**Given request**: Provide an exact copy of the data, excluding the images.
┏━━
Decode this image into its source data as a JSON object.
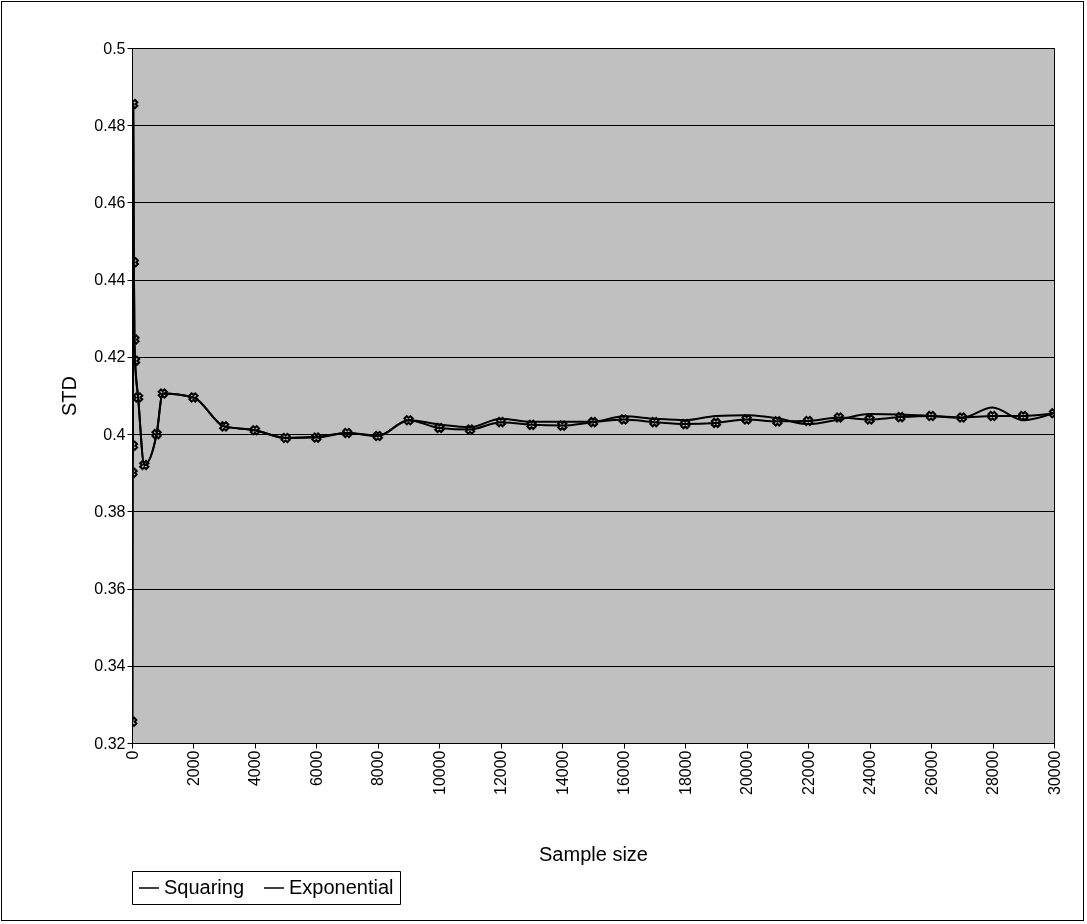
{
  "chart_data": {
    "type": "line",
    "xlabel": "Sample size",
    "ylabel": "STD",
    "x": [
      10,
      20,
      30,
      40,
      60,
      80,
      100,
      200,
      400,
      800,
      1000,
      2000,
      3000,
      4000,
      5000,
      6000,
      7000,
      8000,
      9000,
      10000,
      11000,
      12000,
      13000,
      14000,
      15000,
      16000,
      17000,
      18000,
      19000,
      20000,
      21000,
      22000,
      23000,
      24000,
      25000,
      26000,
      27000,
      28000,
      29000,
      30000
    ],
    "series": [
      {
        "name": "Squaring",
        "color": "#000000",
        "marker": "cross",
        "values": [
          0.3255,
          0.39,
          0.397,
          0.4855,
          0.4445,
          0.4245,
          0.419,
          0.4095,
          0.392,
          0.4,
          0.4105,
          0.4095,
          0.402,
          0.401,
          0.399,
          0.3991,
          0.4003,
          0.3995,
          0.4036,
          0.4016,
          0.4012,
          0.4031,
          0.4024,
          0.4022,
          0.4031,
          0.4038,
          0.4031,
          0.4026,
          0.4029,
          0.4038,
          0.4033,
          0.4034,
          0.4043,
          0.4038,
          0.4044,
          0.4047,
          0.4043,
          0.4047,
          0.4047,
          0.4054
        ]
      },
      {
        "name": "Exponential",
        "color": "#000000",
        "marker": "none",
        "values": [
          0.3255,
          0.39,
          0.397,
          0.4855,
          0.4445,
          0.4245,
          0.419,
          0.4095,
          0.392,
          0.4,
          0.4105,
          0.4095,
          0.402,
          0.401,
          0.399,
          0.3993,
          0.4003,
          0.3996,
          0.4036,
          0.4025,
          0.4018,
          0.404,
          0.4032,
          0.4032,
          0.4032,
          0.4046,
          0.404,
          0.4036,
          0.4047,
          0.4049,
          0.4041,
          0.4026,
          0.4038,
          0.4052,
          0.4051,
          0.4047,
          0.4042,
          0.4069,
          0.4036,
          0.4055
        ]
      }
    ],
    "xlim": [
      0,
      30000
    ],
    "xticks": [
      0,
      2000,
      4000,
      6000,
      8000,
      10000,
      12000,
      14000,
      16000,
      18000,
      20000,
      22000,
      24000,
      26000,
      28000,
      30000
    ],
    "ylim": [
      0.32,
      0.5
    ],
    "yticks": [
      0.32,
      0.34,
      0.36,
      0.38,
      0.4,
      0.42,
      0.44,
      0.46,
      0.48,
      0.5
    ],
    "grid": "y",
    "legend": "bottom",
    "line_style": "solid"
  }
}
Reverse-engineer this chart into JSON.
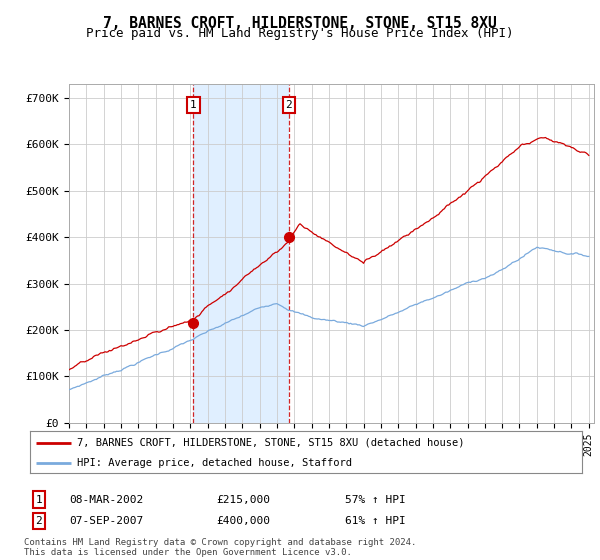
┗━━
**Solution**:
Decode this image into its source data as a JSON object.
{
  "chart_data": {
    "type": "line",
    "xlabel": "Sample size",
    "ylabel": "STD",
    "x": [
      10,
      20,
      30,
      40,
      60,
      80,
      100,
      200,
      400,
      800,
      1000,
      2000,
      3000,
      4000,
      5000,
      6000,
      7000,
      8000,
      9000,
      10000,
      11000,
      12000,
      13000,
      14000,
      15000,
      16000,
      17000,
      18000,
      19000,
      20000,
      21000,
      22000,
      23000,
      24000,
      25000,
      26000,
      27000,
      28000,
      29000,
      30000
    ],
    "series": [
      {
        "name": "Squaring",
        "color": "#000000",
        "marker": "cross",
        "values": [
          0.3255,
          0.39,
          0.397,
          0.4855,
          0.4445,
          0.4245,
          0.419,
          0.4095,
          0.392,
          0.4,
          0.4105,
          0.4095,
          0.402,
          0.401,
          0.399,
          0.3991,
          0.4003,
          0.3995,
          0.4036,
          0.4016,
          0.4012,
          0.4031,
          0.4024,
          0.4022,
          0.4031,
          0.4038,
          0.4031,
          0.4026,
          0.4029,
          0.4038,
          0.4033,
          0.4034,
          0.4043,
          0.4038,
          0.4044,
          0.4047,
          0.4043,
          0.4047,
          0.4047,
          0.4054
        ]
      },
      {
        "name": "Exponential",
        "color": "#000000",
        "marker": "none",
        "values": [
          0.3255,
          0.39,
          0.397,
          0.4855,
          0.4445,
          0.4245,
          0.419,
          0.4095,
          0.392,
          0.4,
          0.4105,
          0.4095,
          0.402,
          0.401,
          0.399,
          0.3993,
          0.4003,
          0.3996,
          0.4036,
          0.4025,
          0.4018,
          0.404,
          0.4032,
          0.4032,
          0.4032,
          0.4046,
          0.404,
          0.4036,
          0.4047,
          0.4049,
          0.4041,
          0.4026,
          0.4038,
          0.4052,
          0.4051,
          0.4047,
          0.4042,
          0.4069,
          0.4036,
          0.4055
        ]
      }
    ],
    "xlim": [
      0,
      30000
    ],
    "xticks": [
      0,
      2000,
      4000,
      6000,
      8000,
      10000,
      12000,
      14000,
      16000,
      18000,
      20000,
      22000,
      24000,
      26000,
      28000,
      30000
    ],
    "ylim": [
      0.32,
      0.5
    ],
    "yticks": [
      0.32,
      0.34,
      0.36,
      0.38,
      0.4,
      0.42,
      0.44,
      0.46,
      0.48,
      0.5
    ],
    "grid": "y",
    "legend": "bottom",
    "line_style": "solid"
  }
}
Reverse-engineer this chart into JSON.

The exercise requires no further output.